- [What is expected]
Begin at the line that contains "What data populates" and quote each line exactly through the last one. Leave pictures out.

(Records from a collection of figures)
^^^^^^^^^^^^^^^^

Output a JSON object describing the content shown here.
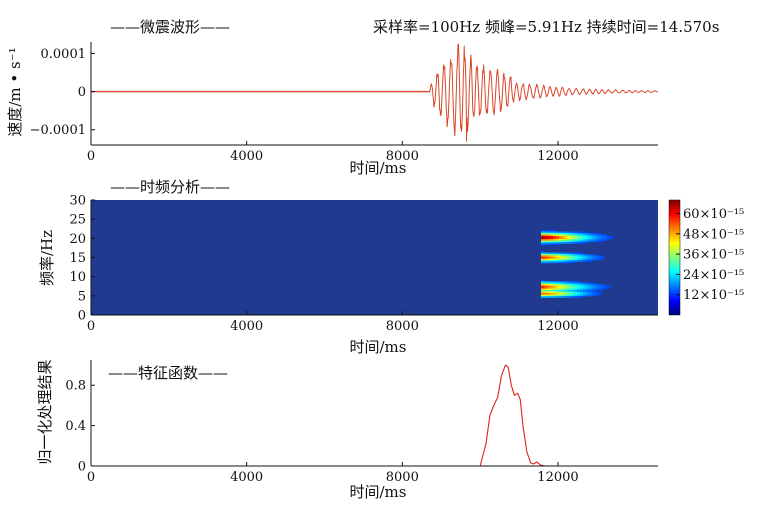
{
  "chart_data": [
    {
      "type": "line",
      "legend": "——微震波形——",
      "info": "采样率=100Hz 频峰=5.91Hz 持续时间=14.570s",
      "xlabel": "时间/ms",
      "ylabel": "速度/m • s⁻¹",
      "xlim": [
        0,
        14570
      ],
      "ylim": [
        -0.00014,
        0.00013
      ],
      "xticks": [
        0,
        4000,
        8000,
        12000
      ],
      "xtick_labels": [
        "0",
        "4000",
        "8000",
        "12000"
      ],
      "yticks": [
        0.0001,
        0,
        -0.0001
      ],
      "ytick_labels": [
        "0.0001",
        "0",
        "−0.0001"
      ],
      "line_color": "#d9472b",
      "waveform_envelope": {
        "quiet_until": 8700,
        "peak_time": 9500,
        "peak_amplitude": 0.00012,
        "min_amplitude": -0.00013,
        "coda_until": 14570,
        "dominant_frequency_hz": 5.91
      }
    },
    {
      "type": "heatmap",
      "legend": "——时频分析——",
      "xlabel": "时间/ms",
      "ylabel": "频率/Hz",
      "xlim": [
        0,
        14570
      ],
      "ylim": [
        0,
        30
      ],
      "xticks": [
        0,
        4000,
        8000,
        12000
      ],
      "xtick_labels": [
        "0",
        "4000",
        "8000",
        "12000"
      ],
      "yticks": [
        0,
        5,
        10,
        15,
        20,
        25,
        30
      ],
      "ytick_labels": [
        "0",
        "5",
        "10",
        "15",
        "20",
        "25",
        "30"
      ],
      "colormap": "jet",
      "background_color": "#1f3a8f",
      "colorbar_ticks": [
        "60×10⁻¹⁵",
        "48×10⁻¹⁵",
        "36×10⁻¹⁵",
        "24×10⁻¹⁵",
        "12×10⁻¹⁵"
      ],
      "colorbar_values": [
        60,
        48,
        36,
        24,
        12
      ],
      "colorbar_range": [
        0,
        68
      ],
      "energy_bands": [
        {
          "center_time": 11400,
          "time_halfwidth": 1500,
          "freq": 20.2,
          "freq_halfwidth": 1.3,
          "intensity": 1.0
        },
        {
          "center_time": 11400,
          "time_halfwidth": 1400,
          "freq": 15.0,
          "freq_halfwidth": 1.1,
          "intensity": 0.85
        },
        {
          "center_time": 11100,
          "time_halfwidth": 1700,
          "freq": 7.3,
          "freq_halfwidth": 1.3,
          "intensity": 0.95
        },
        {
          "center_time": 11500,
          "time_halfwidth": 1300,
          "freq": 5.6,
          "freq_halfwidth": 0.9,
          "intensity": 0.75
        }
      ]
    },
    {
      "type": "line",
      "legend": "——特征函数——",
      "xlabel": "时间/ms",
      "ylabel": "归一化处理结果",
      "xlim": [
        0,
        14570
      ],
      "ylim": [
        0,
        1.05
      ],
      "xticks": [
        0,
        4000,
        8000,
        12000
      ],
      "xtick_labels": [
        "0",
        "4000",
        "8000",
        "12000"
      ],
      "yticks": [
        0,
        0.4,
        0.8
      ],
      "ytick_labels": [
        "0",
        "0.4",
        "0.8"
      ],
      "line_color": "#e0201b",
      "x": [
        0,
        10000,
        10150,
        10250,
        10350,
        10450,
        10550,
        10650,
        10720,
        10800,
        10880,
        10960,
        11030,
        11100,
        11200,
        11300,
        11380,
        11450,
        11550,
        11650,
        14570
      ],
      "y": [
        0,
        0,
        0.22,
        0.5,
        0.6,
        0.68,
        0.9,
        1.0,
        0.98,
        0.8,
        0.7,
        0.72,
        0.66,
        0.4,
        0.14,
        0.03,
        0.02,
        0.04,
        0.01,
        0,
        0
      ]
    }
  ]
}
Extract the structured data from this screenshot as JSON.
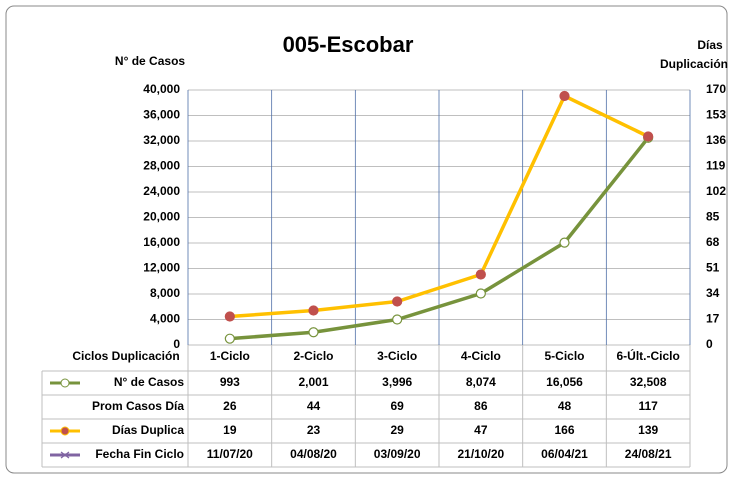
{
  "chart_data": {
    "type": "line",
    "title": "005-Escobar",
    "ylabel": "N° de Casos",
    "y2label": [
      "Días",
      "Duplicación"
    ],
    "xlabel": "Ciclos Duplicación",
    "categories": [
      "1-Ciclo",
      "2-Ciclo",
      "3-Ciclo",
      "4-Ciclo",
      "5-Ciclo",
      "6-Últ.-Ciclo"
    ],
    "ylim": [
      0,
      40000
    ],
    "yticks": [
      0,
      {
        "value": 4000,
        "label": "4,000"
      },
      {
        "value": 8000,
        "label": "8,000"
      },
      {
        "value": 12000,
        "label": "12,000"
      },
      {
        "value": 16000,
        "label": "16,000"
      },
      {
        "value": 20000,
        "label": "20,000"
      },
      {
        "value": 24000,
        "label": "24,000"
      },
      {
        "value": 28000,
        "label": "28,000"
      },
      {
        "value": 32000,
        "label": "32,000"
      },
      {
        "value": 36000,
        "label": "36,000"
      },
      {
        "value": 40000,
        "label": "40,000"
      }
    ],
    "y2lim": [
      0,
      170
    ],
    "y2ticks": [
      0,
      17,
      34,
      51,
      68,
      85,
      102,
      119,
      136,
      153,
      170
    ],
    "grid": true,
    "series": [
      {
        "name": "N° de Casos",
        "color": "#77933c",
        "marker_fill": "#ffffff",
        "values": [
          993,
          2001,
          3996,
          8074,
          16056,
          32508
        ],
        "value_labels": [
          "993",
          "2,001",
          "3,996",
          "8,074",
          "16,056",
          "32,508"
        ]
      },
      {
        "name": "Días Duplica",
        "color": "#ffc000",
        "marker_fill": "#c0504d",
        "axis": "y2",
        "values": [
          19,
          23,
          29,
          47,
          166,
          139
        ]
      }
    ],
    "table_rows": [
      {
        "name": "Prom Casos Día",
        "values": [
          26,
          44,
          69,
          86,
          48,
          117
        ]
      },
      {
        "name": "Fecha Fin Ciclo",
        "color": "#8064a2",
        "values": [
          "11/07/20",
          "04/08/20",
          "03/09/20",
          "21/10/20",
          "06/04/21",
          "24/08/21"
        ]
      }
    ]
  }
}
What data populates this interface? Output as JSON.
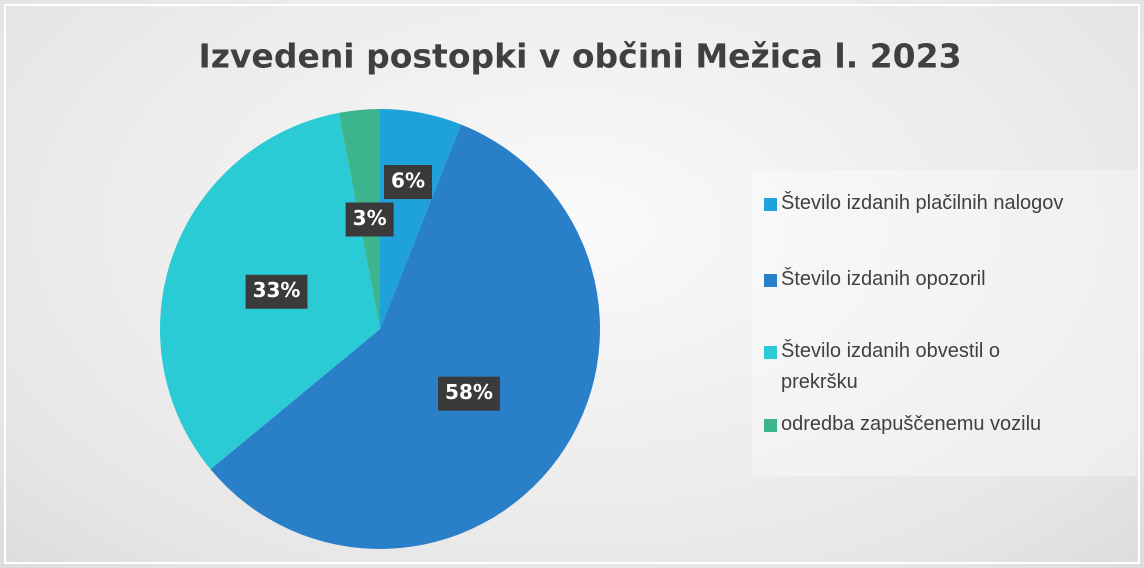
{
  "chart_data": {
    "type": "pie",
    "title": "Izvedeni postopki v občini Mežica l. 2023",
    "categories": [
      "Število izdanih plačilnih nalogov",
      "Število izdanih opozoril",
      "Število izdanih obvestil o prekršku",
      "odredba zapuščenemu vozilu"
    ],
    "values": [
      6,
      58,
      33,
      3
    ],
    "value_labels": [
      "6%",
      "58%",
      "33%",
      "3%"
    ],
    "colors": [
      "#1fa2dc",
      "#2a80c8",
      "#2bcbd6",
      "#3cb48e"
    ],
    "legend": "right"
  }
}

^^^^^^^^^^^^^^^^

- [Correct response]
What data populates this interface? Output as JSON.
{
  "chart_data": {
    "type": "pie",
    "title": "Izvedeni postopki v občini Mežica l. 2023",
    "categories": [
      "Število izdanih plačilnih nalogov",
      "Število izdanih opozoril",
      "Število izdanih obvestil o prekršku",
      "odredba zapuščenemu vozilu"
    ],
    "values": [
      6,
      58,
      33,
      3
    ],
    "value_labels": [
      "6%",
      "58%",
      "33%",
      "3%"
    ],
    "colors": [
      "#1fa2dc",
      "#2a80c8",
      "#2bcbd6",
      "#3cb48e"
    ],
    "legend": "right"
  }
}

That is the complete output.